* CONSIGNE 1:
Indiquez si chacun des énoncés (a), (b) et (c) concorde avec le texte cité sur les objets dans Madame Bovary. Répondez par oui ou par non, en citant à l'identique les mots du texte qui tranchent. (a) Les objets du roman forment une société parallèle à celle des hommes. (b) L'assiette représente le ridicule de Charles. (c) La citation placée en tête est attribuée à Zola.

··· TEXTE CITÉ ···

Le monde des objets et des bouquets de mariage dans Madame Bovary

meLes Amis de Flaubert – Année 1984 – Bulletin n° 65 – Page 11

 

 

Le monde des objets et des bouquets de mariage
dans Madame Bovary

« Quand Madame Bovary parut, il y eut une révolution littéraire…
Le code de l’art nouveau se trouvait écrit. »

E. ZOLA

Si je me propose de traiter de l’importance des bouquets de mariage dans Madame Bovary, ce n’est pas pour me livrer à une simple constatation de la présence de ces objets dans l’ensemble du roman.

Mon propos initial sera de parler de ces objets particuliers, mais vus dans un contexte plus large, plus général par rapport au roman.

il faudra donc aborder ces objets à l’intérieur d’une « société » d’objets qui peuple le livre ; chevelures, chaussures, vêtements, bouquets, etc., constituent dans Madame Bovary une société parallèle à celle des hommes.

C’est dans ce contexte que nous allons chercher l’importance des bouquets de mariage.

« Protagonisme » des objets :

L’évidence des objets est telle dans le roman de Flaubert qu’elle devient l’un des aspects les plus intéressants de Madame Bovary. Les objets n’y sont plus de simples éléments fonctionnels et utilitaires. Tout en gardant leur contexte habituel, ils vont acquérir une nouvelle fonction : un couteau n’est pas seulement un outil, mais le ridicule d’un personnage (Charles) et une assiette n’est plus seulement un objet à utiliser, mais la représentation de l’amertume d’Emma.

··· ENREGISTREMENTS À TRAITER ···

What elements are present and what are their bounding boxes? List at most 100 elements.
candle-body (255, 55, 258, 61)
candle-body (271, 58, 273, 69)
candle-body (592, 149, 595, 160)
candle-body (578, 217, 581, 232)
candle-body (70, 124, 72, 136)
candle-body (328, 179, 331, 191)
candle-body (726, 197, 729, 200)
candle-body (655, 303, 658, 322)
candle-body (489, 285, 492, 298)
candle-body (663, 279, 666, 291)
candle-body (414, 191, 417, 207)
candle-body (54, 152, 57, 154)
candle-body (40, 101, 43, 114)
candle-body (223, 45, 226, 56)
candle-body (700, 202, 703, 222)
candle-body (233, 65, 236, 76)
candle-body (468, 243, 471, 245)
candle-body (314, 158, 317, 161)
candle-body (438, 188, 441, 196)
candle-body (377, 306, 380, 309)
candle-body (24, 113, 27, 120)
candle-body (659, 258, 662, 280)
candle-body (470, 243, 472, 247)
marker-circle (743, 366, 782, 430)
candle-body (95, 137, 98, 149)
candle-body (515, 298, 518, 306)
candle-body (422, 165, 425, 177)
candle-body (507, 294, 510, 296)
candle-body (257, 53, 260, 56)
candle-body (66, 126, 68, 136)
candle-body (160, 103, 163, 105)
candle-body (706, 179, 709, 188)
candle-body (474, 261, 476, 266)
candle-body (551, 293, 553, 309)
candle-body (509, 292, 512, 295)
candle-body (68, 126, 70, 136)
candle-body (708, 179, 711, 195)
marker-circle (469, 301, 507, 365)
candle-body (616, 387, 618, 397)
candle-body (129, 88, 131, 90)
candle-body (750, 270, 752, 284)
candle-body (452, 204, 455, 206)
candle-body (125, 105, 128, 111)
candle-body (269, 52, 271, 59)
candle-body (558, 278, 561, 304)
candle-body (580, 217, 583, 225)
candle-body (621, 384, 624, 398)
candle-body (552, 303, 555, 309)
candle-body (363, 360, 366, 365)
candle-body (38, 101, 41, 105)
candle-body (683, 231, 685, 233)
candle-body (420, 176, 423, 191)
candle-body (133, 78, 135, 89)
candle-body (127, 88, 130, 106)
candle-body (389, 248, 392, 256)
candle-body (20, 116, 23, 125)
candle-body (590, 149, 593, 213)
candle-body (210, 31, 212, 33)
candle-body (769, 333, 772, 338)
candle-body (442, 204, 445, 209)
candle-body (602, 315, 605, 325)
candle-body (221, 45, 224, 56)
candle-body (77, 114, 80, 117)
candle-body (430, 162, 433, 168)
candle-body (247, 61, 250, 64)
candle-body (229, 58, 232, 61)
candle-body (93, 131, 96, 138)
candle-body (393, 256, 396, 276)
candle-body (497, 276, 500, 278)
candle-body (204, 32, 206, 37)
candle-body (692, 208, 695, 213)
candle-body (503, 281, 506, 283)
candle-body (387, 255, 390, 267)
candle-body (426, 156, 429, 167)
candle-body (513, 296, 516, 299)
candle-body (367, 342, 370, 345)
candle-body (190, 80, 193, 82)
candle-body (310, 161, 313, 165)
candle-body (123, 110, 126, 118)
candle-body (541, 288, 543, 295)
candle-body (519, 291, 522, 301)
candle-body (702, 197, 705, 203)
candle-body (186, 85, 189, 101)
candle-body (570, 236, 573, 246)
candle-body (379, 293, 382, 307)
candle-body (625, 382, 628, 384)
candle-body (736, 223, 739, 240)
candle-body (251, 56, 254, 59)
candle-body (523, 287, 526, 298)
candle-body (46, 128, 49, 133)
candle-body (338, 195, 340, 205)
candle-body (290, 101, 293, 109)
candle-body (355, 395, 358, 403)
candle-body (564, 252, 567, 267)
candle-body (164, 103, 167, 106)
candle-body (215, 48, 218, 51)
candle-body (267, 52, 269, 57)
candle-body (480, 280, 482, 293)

···

* CONSIGNE 2:
Mettez sous forme de liste JSON de chaînes les lignes des enregistrements comprises entre leur début et la ligne contenant « candle-body (507, 294, 510, 296) », celle-ci incluse, à raison d'une chaîne par ligne et sans les lignes vides.

* RÉPONSE COMPLÈTE 1:
(a) Oui : « chevelures, chaussures, vêtements, bouquets, etc., constituent dans Madame Bovary une société parallèle à celle des hommes ».
(b) Non : « une assiette n’est plus seulement un objet à utiliser, mais la représentation de l’amertume d’Emma ».
(c) Oui : « E. ZOLA ».

* RÉPONSE COMPLÈTE 2:
[
  "What elements are present and what are their bounding boxes? List at most 100 elements.",
  "candle-body (255, 55, 258, 61)",
  "candle-body (271, 58, 273, 69)",
  "candle-body (592, 149, 595, 160)",
  "candle-body (578, 217, 581, 232)",
  "candle-body (70, 124, 72, 136)",
  "candle-body (328, 179, 331, 191)",
  "candle-body (726, 197, 729, 200)",
  "candle-body (655, 303, 658, 322)",
  "candle-body (489, 285, 492, 298)",
  "candle-body (663, 279, 666, 291)",
  "candle-body (414, 191, 417, 207)",
  "candle-body (54, 152, 57, 154)",
  "candle-body (40, 101, 43, 114)",
  "candle-body (223, 45, 226, 56)",
  "candle-body (700, 202, 703, 222)",
  "candle-body (233, 65, 236, 76)",
  "candle-body (468, 243, 471, 245)",
  "candle-body (314, 158, 317, 161)",
  "candle-body (438, 188, 441, 196)",
  "candle-body (377, 306, 380, 309)",
  "candle-body (24, 113, 27, 120)",
  "candle-body (659, 258, 662, 280)",
  "candle-body (470, 243, 472, 247)",
  "marker-circle (743, 366, 782, 430)",
  "candle-body (95, 137, 98, 149)",
  "candle-body (515, 298, 518, 306)",
  "candle-body (422, 165, 425, 177)",
  "candle-body (507, 294, 510, 296)"
]